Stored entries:
★ ★ ★ ★ ★ ★ ★

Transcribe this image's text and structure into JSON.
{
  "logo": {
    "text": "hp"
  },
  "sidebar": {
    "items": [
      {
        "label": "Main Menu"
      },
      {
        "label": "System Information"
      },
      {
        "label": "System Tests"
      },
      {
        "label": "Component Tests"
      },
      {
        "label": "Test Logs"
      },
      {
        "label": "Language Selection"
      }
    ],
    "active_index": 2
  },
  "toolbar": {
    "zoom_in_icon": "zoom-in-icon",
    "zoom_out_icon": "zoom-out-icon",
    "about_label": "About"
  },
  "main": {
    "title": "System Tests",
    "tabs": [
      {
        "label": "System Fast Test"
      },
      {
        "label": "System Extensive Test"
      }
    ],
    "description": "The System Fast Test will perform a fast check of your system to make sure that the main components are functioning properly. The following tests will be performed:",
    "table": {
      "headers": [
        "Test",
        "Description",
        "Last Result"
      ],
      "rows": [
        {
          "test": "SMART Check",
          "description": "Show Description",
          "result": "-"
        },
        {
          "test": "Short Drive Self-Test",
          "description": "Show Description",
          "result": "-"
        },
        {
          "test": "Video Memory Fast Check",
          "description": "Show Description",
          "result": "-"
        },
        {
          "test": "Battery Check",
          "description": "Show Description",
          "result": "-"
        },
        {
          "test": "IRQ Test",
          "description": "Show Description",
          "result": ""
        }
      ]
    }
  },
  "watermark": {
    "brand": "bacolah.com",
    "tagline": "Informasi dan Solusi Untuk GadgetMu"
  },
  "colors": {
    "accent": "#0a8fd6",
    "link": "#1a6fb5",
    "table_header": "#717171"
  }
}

★ ★ ★ ★ ★ ★ ★

**OBJECTIVE**
Extract each line of the material exactly as it stands.

**TASK RESULT**
Transcribe this image's text and structure into JSON.
{
  "logo": {
    "text": "hp"
  },
  "sidebar": {
    "items": [
      {
        "label": "Main Menu"
      },
      {
        "label": "System Information"
      },
      {
        "label": "System Tests"
      },
      {
        "label": "Component Tests"
      },
      {
        "label": "Test Logs"
      },
      {
        "label": "Language Selection"
      }
    ],
    "active_index": 2
  },
  "toolbar": {
    "zoom_in_icon": "zoom-in-icon",
    "zoom_out_icon": "zoom-out-icon",
    "about_label": "About"
  },
  "main": {
    "title": "System Tests",
    "tabs": [
      {
        "label": "System Fast Test"
      },
      {
        "label": "System Extensive Test"
      }
    ],
    "description": "The System Fast Test will perform a fast check of your system to make sure that the main components are functioning properly. The following tests will be performed:",
    "table": {
      "headers": [
        "Test",
        "Description",
        "Last Result"
      ],
      "rows": [
        {
          "test": "SMART Check",
          "description": "Show Description",
          "result": "-"
        },
        {
          "test": "Short Drive Self-Test",
          "description": "Show Description",
          "result": "-"
        },
        {
          "test": "Video Memory Fast Check",
          "description": "Show Description",
          "result": "-"
        },
        {
          "test": "Battery Check",
          "description": "Show Description",
          "result": "-"
        },
        {
          "test": "IRQ Test",
          "description": "Show Description",
          "result": ""
        }
      ]
    }
  },
  "watermark": {
    "brand": "bacolah.com",
    "tagline": "Informasi dan Solusi Untuk GadgetMu"
  },
  "colors": {
    "accent": "#0a8fd6",
    "link": "#1a6fb5",
    "table_header": "#717171"
  }
}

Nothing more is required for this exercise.